**Source document:**
________________________
Beyond the main asteroid belt, alongside the gargantuan planet Jupiter, hundreds of thousands of unexplored worlds, each smaller than 140 miles across, hold precious secrets of our solar system’s birth.
A new NASA mission called Lucy launched October 16 from Cape Canaveral, Florida, to embark on a voyage to study these asteroids, known as the Jupiter Trojans. During the 12-year, four-billion mile journey, Lucy will periodically dip into two swarms of asteroids that lead and trail Jupiter as it orbits the sun, flying by a total of seven Trojans—as well as a bonus eighth asteroid in the main belt, between Mars and Jupiter.
“Lucy will explore a region in our solar system never explored before,” Adriana Ocampo, the Lucy program executive at NASA headquarters in Washington, D.C., said in an October 14 press briefing.
The Jupiter Trojans have not been seen in any more detail than merely points of light in the night sky; Lucy will fly within 600 miles of them. Along the way, the mission will set the record for most asteroids visited by a single spacecraft.
Lucy will reach its first target, the main-belt asteroid, in 2025, and then it will set off for the Trojans, which it will explore in a series of flybys from 2027 to 2033. Data from the spacecraft, detailing the asteroids’ color, composition, density, and craters, should help researchers figure out when and where each formed within the solar system.
________________________
**Dataset records:**
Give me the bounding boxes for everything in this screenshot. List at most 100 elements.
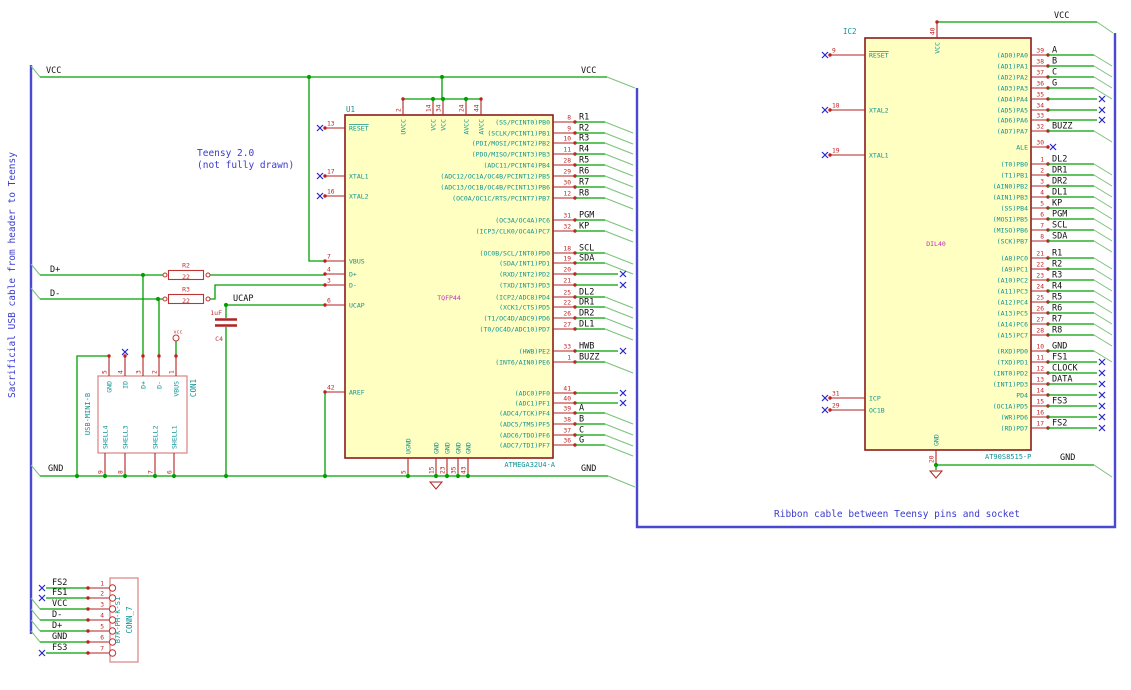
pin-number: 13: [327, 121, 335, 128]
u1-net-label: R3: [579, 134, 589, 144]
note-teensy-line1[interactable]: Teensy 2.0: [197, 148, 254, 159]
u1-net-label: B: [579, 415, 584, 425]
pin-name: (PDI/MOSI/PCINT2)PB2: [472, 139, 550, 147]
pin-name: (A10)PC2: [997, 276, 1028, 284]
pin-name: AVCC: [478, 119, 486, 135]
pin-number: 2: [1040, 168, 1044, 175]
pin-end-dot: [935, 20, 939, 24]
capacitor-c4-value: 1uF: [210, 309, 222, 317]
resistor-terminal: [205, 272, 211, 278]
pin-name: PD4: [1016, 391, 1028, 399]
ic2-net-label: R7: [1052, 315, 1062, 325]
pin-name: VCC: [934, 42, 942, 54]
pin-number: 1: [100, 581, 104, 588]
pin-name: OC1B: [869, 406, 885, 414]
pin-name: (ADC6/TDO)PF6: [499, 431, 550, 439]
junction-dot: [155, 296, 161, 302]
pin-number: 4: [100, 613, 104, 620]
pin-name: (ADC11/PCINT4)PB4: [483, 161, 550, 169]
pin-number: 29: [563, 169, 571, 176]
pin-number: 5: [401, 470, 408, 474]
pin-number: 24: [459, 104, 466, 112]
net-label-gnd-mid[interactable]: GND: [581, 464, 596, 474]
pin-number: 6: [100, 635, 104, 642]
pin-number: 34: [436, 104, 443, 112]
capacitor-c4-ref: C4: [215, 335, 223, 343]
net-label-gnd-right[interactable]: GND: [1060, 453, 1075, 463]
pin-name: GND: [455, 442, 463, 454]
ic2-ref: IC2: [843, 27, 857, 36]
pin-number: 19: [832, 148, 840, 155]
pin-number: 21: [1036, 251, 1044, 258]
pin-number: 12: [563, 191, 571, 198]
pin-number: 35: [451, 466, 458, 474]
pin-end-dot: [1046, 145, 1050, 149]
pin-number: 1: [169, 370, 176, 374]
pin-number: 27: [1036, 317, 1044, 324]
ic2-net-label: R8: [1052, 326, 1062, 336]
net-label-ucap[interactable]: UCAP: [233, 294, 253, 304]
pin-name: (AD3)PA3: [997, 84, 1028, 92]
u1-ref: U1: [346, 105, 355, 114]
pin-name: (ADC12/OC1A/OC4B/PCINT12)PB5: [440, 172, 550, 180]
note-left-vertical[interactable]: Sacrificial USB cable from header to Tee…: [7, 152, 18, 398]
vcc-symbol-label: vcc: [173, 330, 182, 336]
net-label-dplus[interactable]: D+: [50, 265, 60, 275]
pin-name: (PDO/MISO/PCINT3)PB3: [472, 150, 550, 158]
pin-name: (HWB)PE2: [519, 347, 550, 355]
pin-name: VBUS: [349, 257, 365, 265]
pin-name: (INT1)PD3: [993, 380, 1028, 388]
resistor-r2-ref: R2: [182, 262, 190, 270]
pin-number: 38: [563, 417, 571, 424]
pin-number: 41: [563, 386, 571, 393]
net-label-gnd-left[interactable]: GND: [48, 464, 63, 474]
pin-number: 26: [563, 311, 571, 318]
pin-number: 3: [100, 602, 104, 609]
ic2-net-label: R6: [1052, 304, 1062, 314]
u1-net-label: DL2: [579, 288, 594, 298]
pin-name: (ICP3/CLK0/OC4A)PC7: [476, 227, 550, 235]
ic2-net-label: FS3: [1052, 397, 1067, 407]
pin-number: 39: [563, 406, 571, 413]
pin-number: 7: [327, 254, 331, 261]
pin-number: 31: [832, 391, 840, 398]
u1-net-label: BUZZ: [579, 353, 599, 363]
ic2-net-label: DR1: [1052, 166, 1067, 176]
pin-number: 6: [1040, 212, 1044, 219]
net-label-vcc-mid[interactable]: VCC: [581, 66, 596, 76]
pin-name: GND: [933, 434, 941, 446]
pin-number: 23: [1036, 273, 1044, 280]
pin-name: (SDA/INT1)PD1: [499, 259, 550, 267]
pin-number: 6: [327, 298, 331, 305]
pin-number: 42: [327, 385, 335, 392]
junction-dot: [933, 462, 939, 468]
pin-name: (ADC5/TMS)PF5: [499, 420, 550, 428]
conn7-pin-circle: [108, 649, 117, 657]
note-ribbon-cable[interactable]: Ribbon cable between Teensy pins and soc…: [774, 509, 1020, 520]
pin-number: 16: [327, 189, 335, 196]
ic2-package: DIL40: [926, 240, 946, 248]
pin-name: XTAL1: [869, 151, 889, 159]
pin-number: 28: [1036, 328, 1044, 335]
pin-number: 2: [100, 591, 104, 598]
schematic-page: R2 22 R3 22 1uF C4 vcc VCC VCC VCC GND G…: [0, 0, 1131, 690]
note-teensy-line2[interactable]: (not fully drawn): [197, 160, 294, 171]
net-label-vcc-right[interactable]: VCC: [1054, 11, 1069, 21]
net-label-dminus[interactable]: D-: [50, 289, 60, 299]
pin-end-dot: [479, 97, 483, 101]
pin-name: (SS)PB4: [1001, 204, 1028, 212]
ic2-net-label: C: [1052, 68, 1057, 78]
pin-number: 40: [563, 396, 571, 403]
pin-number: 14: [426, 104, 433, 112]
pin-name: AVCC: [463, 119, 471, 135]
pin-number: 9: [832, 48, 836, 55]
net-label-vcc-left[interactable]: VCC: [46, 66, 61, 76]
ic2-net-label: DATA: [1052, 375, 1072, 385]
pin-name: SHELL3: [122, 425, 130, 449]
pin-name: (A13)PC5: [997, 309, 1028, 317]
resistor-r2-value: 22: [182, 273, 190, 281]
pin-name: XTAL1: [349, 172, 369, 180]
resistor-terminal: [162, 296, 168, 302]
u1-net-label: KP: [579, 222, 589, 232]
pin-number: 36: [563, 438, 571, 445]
________________________
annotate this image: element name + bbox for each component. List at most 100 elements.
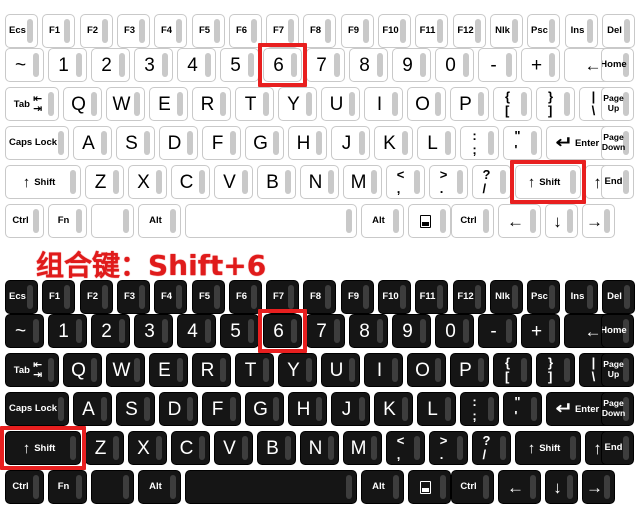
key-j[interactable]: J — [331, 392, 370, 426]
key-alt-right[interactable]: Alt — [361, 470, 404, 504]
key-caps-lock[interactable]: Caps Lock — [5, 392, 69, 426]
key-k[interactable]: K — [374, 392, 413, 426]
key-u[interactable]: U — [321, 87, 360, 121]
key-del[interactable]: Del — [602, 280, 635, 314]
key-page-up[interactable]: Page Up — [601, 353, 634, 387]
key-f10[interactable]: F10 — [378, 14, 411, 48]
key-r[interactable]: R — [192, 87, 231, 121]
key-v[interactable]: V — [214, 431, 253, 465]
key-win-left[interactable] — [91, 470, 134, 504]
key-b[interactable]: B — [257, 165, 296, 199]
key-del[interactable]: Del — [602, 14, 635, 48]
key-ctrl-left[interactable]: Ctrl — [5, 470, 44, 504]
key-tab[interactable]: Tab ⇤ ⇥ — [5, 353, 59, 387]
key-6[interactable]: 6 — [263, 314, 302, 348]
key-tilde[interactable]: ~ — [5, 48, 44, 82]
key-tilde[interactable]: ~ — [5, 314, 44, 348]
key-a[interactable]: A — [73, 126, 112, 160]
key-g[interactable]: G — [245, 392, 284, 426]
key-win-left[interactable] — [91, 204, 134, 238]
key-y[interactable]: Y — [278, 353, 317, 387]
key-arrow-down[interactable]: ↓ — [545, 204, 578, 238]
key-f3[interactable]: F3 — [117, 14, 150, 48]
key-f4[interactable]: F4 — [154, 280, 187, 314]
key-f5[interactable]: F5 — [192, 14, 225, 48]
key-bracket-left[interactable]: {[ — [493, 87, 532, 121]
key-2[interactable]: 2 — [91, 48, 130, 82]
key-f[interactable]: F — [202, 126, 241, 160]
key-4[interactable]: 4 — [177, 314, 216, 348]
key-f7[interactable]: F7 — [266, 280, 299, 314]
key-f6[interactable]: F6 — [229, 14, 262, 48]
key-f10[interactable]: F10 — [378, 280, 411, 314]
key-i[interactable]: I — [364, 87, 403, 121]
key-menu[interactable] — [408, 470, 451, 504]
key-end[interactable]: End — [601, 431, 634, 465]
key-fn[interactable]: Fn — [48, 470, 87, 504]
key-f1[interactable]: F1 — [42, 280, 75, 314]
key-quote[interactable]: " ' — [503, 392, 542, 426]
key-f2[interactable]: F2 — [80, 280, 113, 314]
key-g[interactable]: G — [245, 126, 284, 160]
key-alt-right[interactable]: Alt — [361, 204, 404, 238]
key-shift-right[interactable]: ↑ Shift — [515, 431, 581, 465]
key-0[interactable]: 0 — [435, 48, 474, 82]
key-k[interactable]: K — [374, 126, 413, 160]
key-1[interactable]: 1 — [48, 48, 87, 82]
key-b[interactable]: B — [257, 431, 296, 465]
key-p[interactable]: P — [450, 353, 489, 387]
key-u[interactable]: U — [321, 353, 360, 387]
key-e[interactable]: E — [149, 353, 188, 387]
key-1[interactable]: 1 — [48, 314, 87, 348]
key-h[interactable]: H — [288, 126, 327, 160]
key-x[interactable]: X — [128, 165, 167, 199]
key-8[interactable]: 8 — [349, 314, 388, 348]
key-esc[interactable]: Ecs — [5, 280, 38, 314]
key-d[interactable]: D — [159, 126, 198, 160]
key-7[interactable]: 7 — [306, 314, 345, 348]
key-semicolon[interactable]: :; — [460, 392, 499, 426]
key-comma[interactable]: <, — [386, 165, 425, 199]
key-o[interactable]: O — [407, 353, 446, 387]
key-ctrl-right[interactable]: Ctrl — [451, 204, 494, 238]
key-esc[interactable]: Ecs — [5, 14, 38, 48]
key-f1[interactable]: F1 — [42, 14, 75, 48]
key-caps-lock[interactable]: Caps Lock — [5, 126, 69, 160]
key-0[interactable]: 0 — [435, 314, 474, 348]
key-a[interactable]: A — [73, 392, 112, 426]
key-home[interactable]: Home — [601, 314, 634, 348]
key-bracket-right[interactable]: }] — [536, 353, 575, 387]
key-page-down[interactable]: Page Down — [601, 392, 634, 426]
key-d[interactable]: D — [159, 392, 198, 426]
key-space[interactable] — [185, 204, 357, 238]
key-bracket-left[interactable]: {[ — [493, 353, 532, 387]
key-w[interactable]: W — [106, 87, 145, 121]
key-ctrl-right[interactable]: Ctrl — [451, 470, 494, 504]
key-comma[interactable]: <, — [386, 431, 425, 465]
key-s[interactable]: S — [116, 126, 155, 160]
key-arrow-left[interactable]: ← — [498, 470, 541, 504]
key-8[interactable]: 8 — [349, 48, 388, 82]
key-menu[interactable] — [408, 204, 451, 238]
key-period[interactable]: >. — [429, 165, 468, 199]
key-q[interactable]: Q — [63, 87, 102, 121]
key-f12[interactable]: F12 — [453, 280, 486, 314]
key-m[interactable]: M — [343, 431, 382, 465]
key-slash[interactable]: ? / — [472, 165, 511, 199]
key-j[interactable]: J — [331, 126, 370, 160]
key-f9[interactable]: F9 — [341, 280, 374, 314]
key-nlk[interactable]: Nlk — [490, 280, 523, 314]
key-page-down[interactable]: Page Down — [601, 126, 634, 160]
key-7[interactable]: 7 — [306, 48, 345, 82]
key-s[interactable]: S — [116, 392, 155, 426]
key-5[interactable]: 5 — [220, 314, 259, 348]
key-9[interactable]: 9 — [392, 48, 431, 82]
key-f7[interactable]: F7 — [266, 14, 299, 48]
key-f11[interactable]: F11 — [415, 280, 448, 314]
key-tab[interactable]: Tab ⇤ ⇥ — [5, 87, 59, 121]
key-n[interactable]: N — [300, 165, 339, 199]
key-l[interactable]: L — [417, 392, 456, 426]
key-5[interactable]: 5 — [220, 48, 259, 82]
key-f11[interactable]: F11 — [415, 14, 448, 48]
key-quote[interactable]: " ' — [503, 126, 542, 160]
________________________
**Written problem:** Continue the article about NASA's Lucy mission to the Jupiter Trojans from the point where it ends.

**Result of this task:**
The mission—only the tenth to ever venture as far as Jupiter—will also inform simulations of the early solar system, helping reveal how our neighborhood around the sun came to be.
Fittingly, “Lucy” was inspired by the famous fossil of the same name, a 3.2-million-year old skeleton of an ancestral cousin to modern humans. In a sense, the Jupiter Trojans play the same role those iconic bones did: preserving vestiges of the distant past that scientists can use to make sense of our present.
“These things really are the fossils of what planets formed from,” Hal Levison, Lucy’s principal investigator and a researcher at the Southwest Research Institute in Boulder, Colorado, said in an October 13 press conference. “If you want to understand where the solar system came from, you have to go to these small bodies.”
A flight for the ages
Lucy’s mission relies on a complex trajectory that places the spacecraft in a six-year orbit around the sun. After a series of Earth flybys to use our planet’s gravity for extra oomph, Lucy will fly past the main-belt asteroid 52246 Donaldjohanson—a 2.5-mile-wide world named for the paleoanthropologist who discovered the Lucy fossil.
The spacecraft will then pass through the leading Trojan swarm in 2027, flying by five Trojans in a single go. On the next pass, in 2033, it will dip into the trailing swarm, where it will whiz past Patroclus and Menoetius, a binary asteroid system.
The intricate path that Lucy will thread through the solar system was painstakingly mapped by Lockheed Martin’s Brian Sutter, the spacecraft’s mission architect. “Brian’s part is not just science—he is an artist,” Levison says.
Though the Jupiter Trojans occupy two fairly narrow swaths of the solar system, they’re extremely diverse in color, size, and certain aspects of their orbits, ranging from gray to a deep, muted red, and they vary from less than six-tenths of a mile wide to about 70 miles across.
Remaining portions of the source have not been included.